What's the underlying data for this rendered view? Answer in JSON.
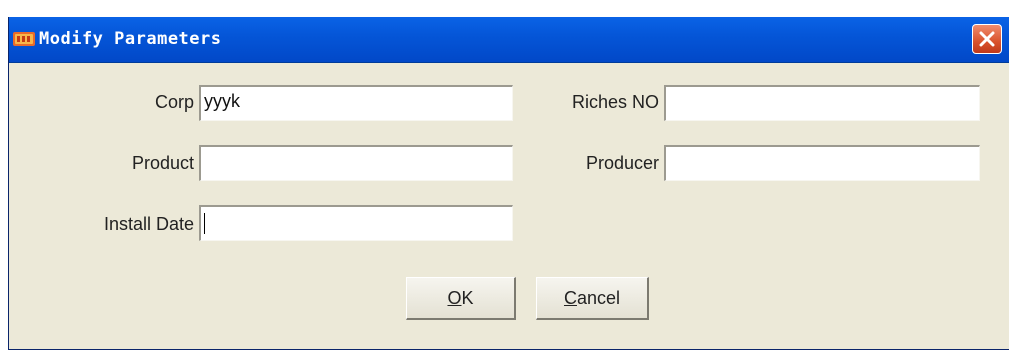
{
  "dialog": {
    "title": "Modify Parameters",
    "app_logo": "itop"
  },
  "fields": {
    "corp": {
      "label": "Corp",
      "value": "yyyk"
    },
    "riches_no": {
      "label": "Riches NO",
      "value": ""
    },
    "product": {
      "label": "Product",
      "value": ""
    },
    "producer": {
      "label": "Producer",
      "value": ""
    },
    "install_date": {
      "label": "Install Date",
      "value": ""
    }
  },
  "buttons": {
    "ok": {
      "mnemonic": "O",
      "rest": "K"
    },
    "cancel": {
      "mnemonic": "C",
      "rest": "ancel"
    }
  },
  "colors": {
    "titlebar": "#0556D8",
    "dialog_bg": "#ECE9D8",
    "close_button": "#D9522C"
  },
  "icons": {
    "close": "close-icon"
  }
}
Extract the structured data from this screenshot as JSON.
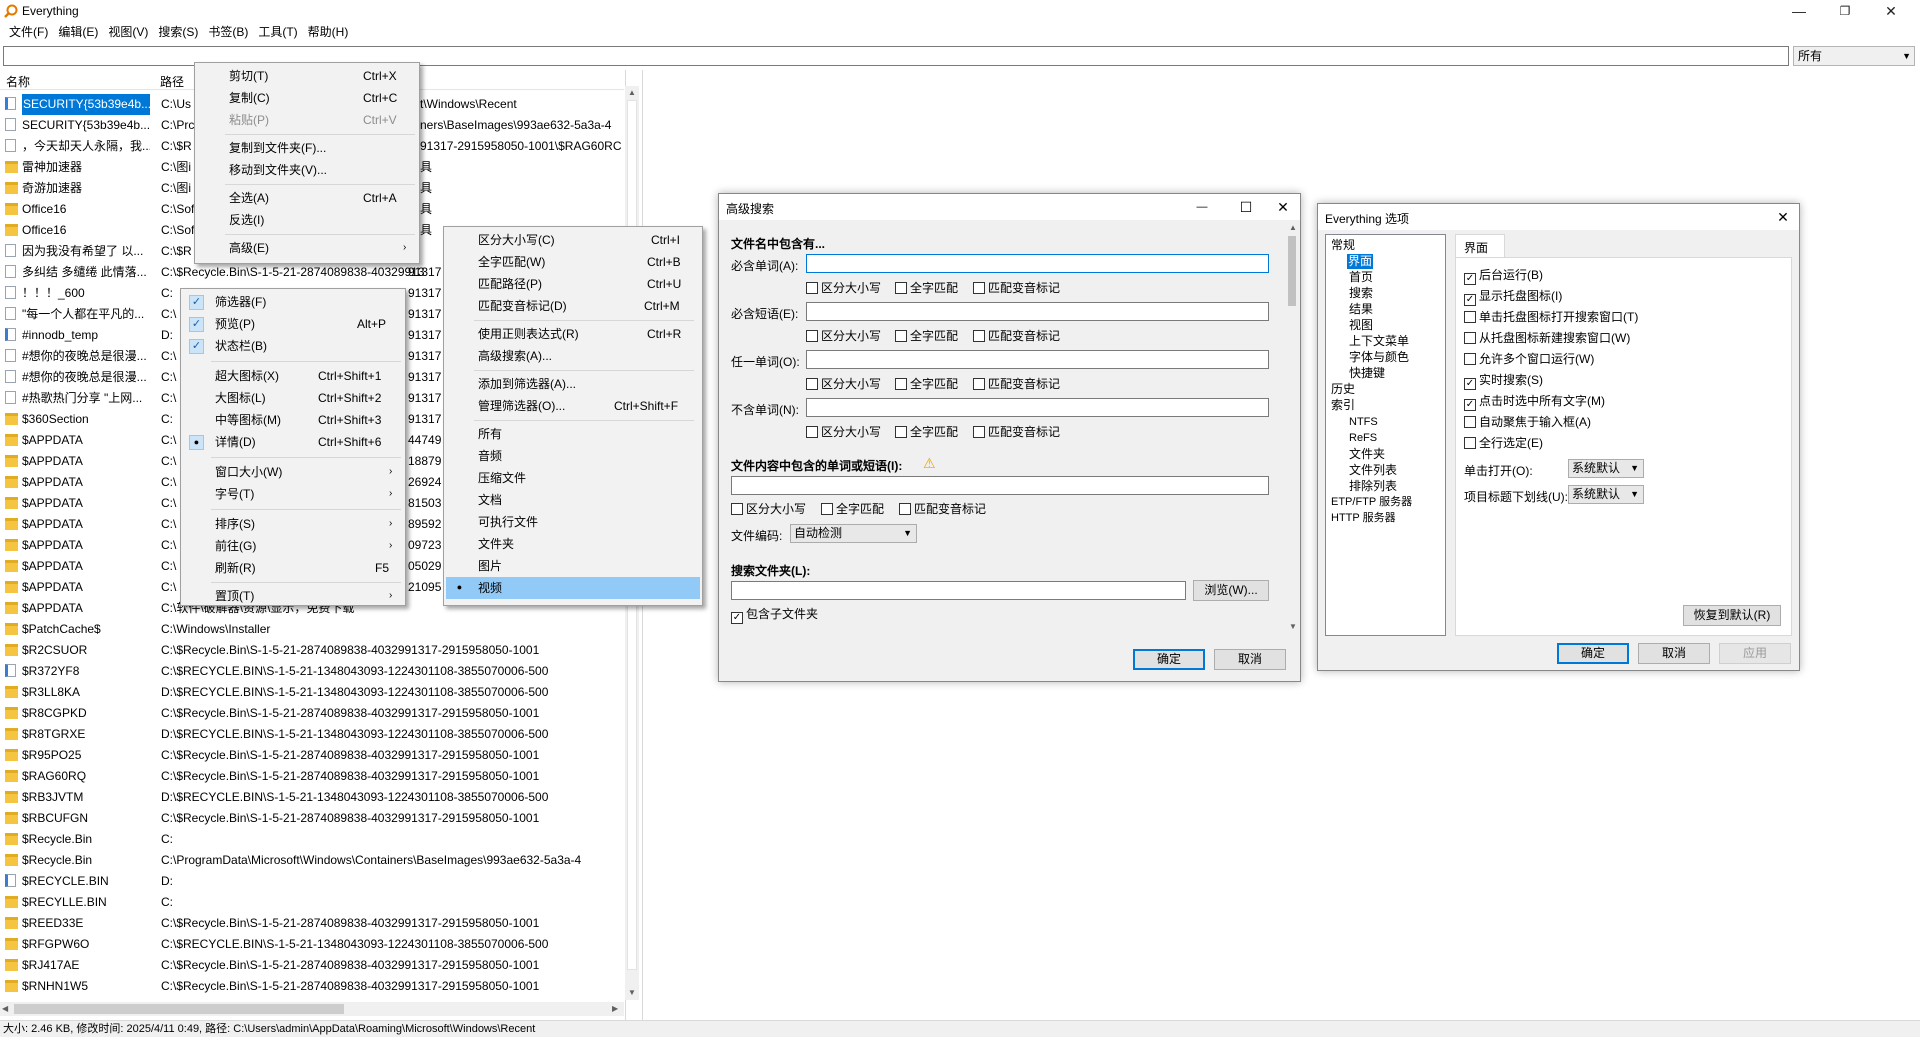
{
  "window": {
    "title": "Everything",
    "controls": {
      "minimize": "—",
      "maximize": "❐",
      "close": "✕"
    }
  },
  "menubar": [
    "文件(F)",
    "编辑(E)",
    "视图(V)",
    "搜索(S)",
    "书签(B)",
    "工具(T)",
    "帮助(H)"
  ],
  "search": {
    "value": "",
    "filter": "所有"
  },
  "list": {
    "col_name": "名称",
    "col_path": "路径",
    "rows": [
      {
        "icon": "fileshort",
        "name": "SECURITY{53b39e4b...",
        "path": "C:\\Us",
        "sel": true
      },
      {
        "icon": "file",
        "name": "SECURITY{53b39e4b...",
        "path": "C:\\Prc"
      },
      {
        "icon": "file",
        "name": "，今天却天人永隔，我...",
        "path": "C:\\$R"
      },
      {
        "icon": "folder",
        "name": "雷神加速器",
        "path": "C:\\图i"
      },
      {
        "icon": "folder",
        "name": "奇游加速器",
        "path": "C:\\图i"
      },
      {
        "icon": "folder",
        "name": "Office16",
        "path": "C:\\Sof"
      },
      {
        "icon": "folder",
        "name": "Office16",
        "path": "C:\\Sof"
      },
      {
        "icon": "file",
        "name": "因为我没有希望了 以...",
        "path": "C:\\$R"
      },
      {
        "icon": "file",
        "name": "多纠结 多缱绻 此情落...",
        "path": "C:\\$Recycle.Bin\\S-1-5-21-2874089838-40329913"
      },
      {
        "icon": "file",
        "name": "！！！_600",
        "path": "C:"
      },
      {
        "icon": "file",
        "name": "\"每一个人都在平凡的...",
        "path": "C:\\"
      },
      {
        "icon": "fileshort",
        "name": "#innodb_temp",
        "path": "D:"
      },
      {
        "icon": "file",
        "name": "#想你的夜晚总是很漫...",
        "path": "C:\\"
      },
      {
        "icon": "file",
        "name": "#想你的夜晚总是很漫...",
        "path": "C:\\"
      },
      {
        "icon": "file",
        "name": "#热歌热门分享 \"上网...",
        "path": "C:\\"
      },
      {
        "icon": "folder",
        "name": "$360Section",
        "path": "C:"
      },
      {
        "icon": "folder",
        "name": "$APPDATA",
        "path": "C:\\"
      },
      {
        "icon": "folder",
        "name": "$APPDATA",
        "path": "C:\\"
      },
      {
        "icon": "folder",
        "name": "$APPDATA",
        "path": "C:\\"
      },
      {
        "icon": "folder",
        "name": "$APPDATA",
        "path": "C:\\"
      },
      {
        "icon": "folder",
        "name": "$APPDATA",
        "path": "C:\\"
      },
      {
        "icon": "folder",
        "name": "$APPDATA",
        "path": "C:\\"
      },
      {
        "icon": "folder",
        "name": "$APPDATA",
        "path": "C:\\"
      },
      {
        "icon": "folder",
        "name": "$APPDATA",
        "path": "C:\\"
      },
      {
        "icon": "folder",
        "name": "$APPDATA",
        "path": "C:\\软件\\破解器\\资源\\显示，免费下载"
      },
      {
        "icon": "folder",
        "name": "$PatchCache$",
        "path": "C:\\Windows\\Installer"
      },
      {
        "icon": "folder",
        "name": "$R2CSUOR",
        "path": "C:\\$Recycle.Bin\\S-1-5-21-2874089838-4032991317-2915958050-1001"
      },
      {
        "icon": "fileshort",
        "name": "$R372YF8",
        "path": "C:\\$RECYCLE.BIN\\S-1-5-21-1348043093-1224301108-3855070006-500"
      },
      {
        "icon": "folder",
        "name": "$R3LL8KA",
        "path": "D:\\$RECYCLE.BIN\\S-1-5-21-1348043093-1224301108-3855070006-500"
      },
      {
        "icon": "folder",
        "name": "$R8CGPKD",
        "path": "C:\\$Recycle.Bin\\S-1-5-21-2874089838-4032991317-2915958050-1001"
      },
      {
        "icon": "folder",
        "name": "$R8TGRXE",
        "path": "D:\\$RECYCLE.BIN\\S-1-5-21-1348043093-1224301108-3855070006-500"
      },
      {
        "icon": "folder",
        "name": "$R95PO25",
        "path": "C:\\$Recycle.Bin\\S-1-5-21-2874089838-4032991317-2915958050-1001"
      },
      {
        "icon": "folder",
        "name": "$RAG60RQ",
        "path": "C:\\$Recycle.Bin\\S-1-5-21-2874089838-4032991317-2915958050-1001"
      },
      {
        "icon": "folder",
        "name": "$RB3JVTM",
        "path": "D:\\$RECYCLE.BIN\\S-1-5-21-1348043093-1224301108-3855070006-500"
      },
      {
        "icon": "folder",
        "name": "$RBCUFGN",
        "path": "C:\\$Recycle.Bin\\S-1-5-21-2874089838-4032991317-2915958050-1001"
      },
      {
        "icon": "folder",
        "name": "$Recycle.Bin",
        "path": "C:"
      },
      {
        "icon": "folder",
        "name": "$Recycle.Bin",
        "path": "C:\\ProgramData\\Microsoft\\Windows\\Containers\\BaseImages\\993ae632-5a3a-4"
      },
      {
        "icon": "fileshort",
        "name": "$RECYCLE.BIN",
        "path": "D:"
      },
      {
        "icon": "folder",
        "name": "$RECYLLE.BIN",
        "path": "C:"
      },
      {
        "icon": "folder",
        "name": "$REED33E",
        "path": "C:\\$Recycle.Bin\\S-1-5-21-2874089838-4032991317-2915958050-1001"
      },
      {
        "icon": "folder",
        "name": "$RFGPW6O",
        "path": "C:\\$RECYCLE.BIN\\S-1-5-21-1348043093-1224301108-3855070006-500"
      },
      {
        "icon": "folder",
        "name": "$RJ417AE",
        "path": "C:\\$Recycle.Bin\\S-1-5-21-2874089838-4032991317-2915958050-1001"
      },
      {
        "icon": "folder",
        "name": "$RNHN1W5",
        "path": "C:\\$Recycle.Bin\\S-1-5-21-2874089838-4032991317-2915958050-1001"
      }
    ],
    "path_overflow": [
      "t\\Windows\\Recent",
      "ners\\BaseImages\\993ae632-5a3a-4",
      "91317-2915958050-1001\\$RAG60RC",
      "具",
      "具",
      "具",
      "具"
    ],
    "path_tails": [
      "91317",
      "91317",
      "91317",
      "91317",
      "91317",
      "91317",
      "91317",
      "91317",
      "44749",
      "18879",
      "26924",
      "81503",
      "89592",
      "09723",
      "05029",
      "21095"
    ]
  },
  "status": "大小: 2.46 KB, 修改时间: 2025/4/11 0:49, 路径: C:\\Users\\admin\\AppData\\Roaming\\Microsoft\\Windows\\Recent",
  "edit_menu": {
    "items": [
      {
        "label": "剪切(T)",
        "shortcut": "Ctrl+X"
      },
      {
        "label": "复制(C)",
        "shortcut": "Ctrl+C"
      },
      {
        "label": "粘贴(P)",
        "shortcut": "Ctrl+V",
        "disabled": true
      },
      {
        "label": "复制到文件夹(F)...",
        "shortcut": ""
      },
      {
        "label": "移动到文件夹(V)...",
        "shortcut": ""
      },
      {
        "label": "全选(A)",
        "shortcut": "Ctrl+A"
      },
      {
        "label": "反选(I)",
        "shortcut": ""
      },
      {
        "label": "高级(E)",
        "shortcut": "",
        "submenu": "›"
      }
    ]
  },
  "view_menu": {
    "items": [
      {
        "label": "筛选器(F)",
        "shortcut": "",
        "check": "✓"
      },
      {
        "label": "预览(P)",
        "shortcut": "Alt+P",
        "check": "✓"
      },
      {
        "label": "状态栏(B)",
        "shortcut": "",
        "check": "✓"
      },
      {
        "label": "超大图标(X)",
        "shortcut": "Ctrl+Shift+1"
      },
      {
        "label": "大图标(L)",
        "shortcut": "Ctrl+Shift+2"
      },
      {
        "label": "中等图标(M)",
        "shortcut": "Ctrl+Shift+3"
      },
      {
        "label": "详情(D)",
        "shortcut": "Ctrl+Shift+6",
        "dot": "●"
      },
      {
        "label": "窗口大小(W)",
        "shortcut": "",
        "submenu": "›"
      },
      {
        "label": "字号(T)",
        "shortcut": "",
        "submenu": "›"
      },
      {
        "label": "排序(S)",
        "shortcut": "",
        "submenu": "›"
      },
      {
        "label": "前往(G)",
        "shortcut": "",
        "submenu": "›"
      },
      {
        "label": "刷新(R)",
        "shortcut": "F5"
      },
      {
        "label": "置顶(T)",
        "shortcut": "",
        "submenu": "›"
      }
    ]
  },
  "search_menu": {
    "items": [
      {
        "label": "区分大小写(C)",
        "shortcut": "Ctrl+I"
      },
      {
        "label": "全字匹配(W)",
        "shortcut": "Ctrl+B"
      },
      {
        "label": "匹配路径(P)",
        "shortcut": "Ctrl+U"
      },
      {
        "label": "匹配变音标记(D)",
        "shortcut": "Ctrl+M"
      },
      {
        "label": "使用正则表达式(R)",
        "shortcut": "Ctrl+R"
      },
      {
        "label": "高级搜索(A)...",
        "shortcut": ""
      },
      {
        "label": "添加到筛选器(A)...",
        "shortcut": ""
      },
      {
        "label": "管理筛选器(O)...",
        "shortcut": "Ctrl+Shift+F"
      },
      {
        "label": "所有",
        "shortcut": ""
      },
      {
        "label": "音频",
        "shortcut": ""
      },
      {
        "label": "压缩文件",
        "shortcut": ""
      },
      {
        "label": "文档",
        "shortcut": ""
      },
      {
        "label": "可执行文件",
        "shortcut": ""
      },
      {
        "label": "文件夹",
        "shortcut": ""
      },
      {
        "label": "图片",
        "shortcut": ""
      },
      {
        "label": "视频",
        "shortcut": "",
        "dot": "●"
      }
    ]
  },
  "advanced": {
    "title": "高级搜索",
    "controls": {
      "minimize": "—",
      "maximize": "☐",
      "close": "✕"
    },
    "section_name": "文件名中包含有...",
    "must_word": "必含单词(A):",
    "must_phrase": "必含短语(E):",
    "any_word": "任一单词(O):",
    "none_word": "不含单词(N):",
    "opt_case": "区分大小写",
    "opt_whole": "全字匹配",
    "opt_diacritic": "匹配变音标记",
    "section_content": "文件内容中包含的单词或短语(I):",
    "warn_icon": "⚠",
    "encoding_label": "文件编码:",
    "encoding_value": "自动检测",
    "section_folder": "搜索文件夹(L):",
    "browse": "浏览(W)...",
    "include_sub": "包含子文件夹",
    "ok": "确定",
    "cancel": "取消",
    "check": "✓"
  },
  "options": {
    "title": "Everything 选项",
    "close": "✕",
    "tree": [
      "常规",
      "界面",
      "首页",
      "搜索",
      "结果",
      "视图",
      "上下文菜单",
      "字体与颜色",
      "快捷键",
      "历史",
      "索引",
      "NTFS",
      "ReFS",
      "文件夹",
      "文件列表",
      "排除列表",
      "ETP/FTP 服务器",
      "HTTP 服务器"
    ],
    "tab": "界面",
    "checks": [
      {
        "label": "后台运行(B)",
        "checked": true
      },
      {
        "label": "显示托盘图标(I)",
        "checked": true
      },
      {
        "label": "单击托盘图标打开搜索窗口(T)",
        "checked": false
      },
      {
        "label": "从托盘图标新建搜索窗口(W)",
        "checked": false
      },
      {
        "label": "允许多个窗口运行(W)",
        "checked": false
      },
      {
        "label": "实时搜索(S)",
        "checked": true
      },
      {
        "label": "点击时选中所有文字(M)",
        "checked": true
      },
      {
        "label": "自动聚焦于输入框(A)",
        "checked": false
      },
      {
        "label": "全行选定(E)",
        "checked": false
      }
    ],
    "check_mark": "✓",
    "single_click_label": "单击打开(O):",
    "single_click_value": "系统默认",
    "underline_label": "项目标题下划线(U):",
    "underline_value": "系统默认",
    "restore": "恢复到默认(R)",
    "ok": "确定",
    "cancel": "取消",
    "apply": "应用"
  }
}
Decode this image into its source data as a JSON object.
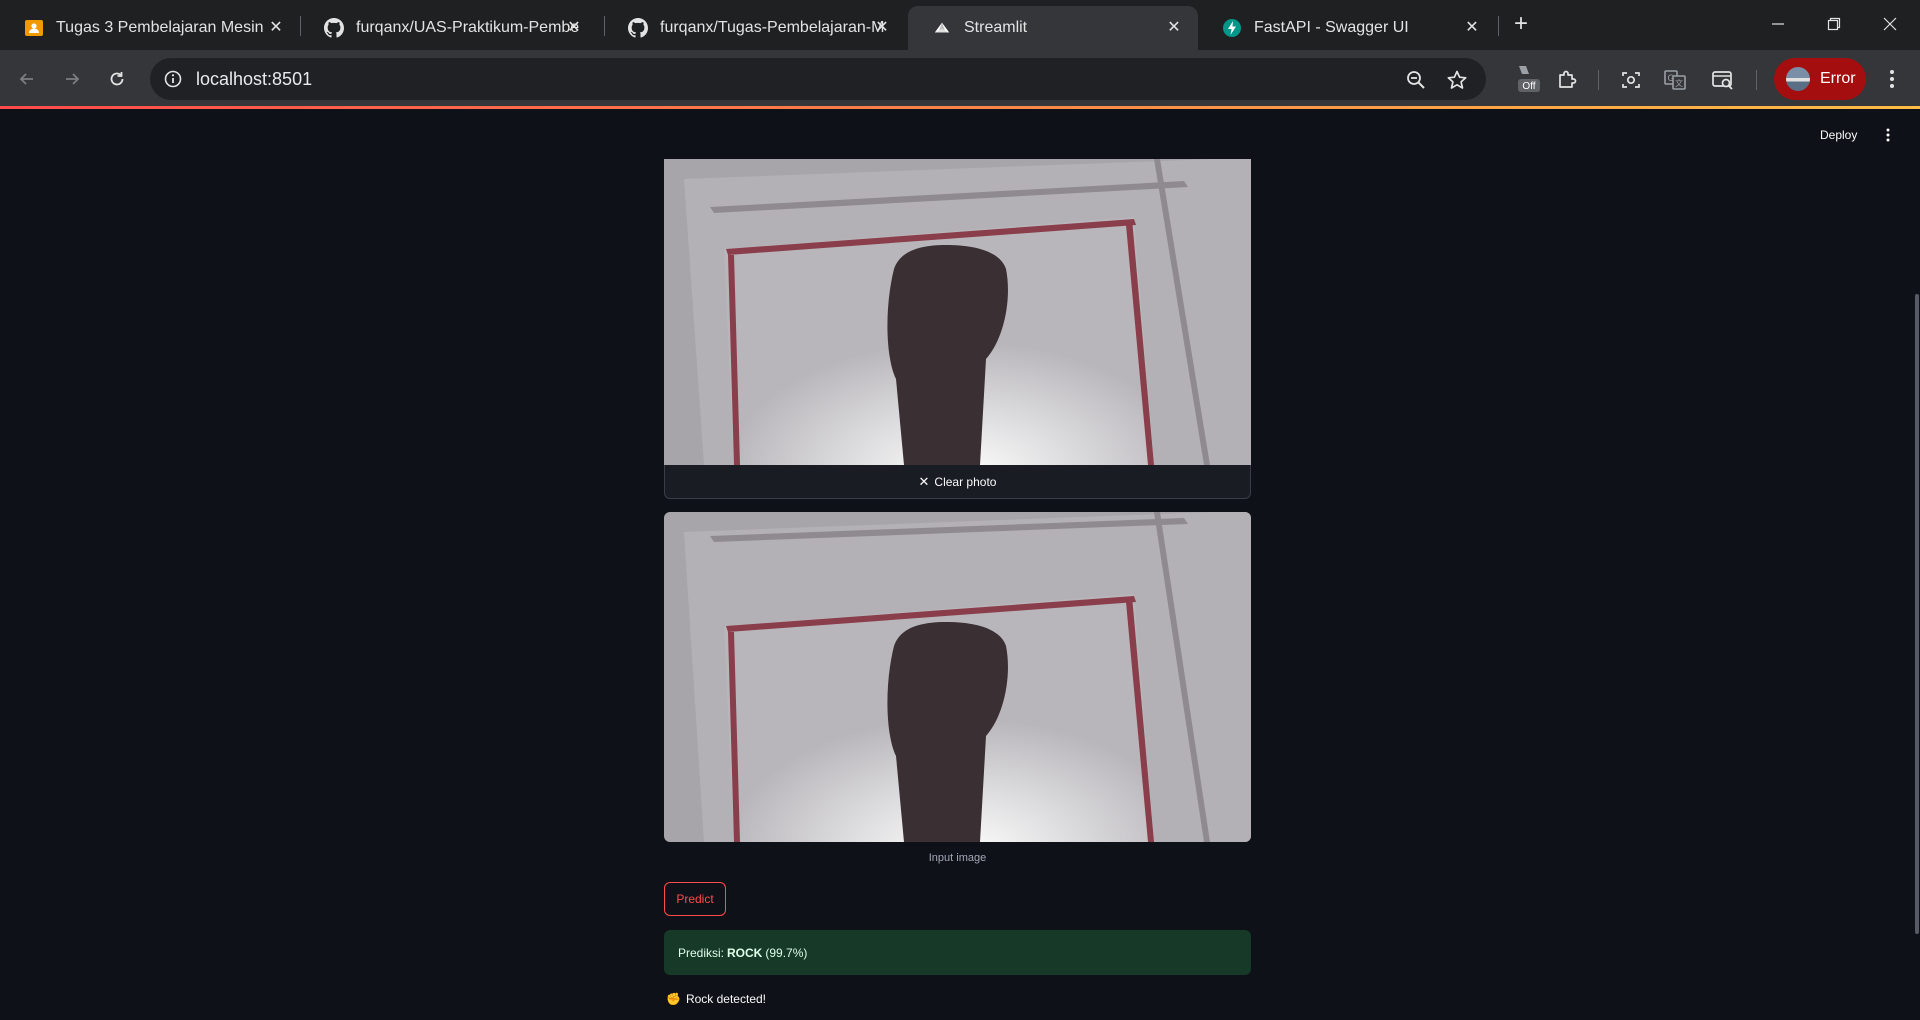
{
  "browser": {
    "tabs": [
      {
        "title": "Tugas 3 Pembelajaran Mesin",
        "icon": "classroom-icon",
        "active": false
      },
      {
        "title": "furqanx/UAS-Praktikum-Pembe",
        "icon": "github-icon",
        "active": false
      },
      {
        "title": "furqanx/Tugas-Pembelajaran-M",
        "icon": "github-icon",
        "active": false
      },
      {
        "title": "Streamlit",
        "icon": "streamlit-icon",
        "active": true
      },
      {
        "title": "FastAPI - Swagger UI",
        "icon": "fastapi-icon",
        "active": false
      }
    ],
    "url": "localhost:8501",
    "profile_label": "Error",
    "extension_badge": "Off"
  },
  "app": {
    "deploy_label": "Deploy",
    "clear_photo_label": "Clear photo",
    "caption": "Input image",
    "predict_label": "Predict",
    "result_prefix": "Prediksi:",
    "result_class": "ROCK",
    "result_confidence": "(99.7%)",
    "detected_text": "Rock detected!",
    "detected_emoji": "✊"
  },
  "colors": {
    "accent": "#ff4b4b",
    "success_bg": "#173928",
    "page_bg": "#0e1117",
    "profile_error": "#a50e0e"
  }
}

**Exercise instructions**
Copy all the lines above that hold the string "Microsoft".

**Task answer**
        "path": "C:\\ProgramData\\Microsoft\\Windows\\Containers\\BaseImages\\993ae632-5a3a-4"
  "status": "大小: 2.46 KB, 修改时间: 2025/4/11 0:49, 路径: C:\\Users\\admin\\AppData\\Roaming\\Microsoft\\Windows\\Recent",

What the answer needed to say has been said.